■ SET TASK ■
Each entry that follows is to be retyped exactly. Pictures do not belong in the copy.

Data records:
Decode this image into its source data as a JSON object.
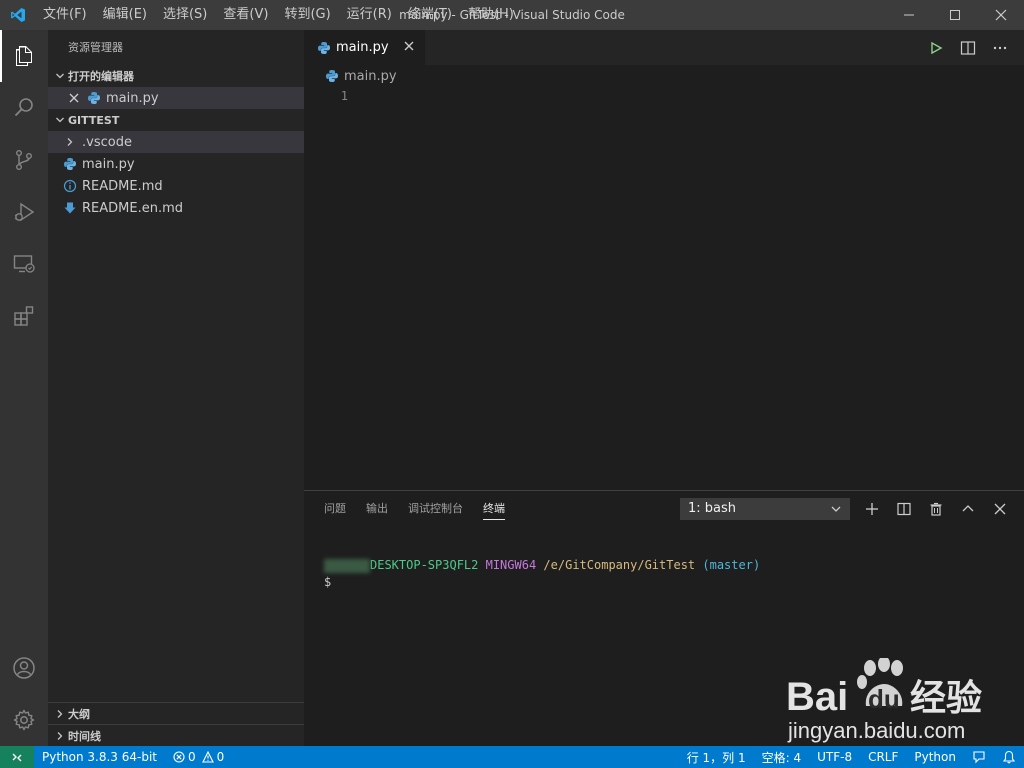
{
  "titlebar": {
    "menu": [
      "文件(F)",
      "编辑(E)",
      "选择(S)",
      "查看(V)",
      "转到(G)",
      "运行(R)",
      "终端(T)",
      "帮助(H)"
    ],
    "window_title": "main.py - GitTest - Visual Studio Code"
  },
  "sidebar": {
    "title": "资源管理器",
    "open_editors": {
      "header": "打开的编辑器",
      "items": [
        {
          "name": "main.py"
        }
      ]
    },
    "workspace": {
      "header": "GITTEST",
      "items": [
        {
          "name": ".vscode",
          "kind": "folder"
        },
        {
          "name": "main.py",
          "kind": "python"
        },
        {
          "name": "README.md",
          "kind": "info"
        },
        {
          "name": "README.en.md",
          "kind": "markdown"
        }
      ]
    },
    "outline_header": "大纲",
    "timeline_header": "时间线"
  },
  "editor": {
    "tab_label": "main.py",
    "breadcrumb": "main.py",
    "line_numbers": [
      "1"
    ]
  },
  "panel": {
    "tabs": [
      "问题",
      "输出",
      "调试控制台",
      "终端"
    ],
    "active_tab": "终端",
    "terminal_select": "1: bash",
    "terminal": {
      "host": "DESKTOP-SP3QFL2",
      "system": "MINGW64",
      "path": "/e/GitCompany/GitTest",
      "branch": "(master)",
      "prompt": "$"
    }
  },
  "statusbar": {
    "python": "Python 3.8.3 64-bit",
    "errors": "0",
    "warnings": "0",
    "position": "行 1，列 1",
    "spaces": "空格: 4",
    "encoding": "UTF-8",
    "eol": "CRLF",
    "language": "Python"
  },
  "watermark": {
    "brand": "Bai",
    "brand2": "du",
    "product": "经验",
    "url": "jingyan.baidu.com"
  },
  "colors": {
    "accent": "#007acc",
    "remote": "#16825d",
    "activitybar": "#333333",
    "sidebar": "#252526",
    "editor": "#1e1e1e"
  }
}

■ FINAL RESULT ■
Decode this image into its source data as a JSON object.
{
  "titlebar": {
    "menu": [
      "文件(F)",
      "编辑(E)",
      "选择(S)",
      "查看(V)",
      "转到(G)",
      "运行(R)",
      "终端(T)",
      "帮助(H)"
    ],
    "window_title": "main.py - GitTest - Visual Studio Code"
  },
  "sidebar": {
    "title": "资源管理器",
    "open_editors": {
      "header": "打开的编辑器",
      "items": [
        {
          "name": "main.py"
        }
      ]
    },
    "workspace": {
      "header": "GITTEST",
      "items": [
        {
          "name": ".vscode",
          "kind": "folder"
        },
        {
          "name": "main.py",
          "kind": "python"
        },
        {
          "name": "README.md",
          "kind": "info"
        },
        {
          "name": "README.en.md",
          "kind": "markdown"
        }
      ]
    },
    "outline_header": "大纲",
    "timeline_header": "时间线"
  },
  "editor": {
    "tab_label": "main.py",
    "breadcrumb": "main.py",
    "line_numbers": [
      "1"
    ]
  },
  "panel": {
    "tabs": [
      "问题",
      "输出",
      "调试控制台",
      "终端"
    ],
    "active_tab": "终端",
    "terminal_select": "1: bash",
    "terminal": {
      "host": "DESKTOP-SP3QFL2",
      "system": "MINGW64",
      "path": "/e/GitCompany/GitTest",
      "branch": "(master)",
      "prompt": "$"
    }
  },
  "statusbar": {
    "python": "Python 3.8.3 64-bit",
    "errors": "0",
    "warnings": "0",
    "position": "行 1，列 1",
    "spaces": "空格: 4",
    "encoding": "UTF-8",
    "eol": "CRLF",
    "language": "Python"
  },
  "watermark": {
    "brand": "Bai",
    "brand2": "du",
    "product": "经验",
    "url": "jingyan.baidu.com"
  },
  "colors": {
    "accent": "#007acc",
    "remote": "#16825d",
    "activitybar": "#333333",
    "sidebar": "#252526",
    "editor": "#1e1e1e"
  }
}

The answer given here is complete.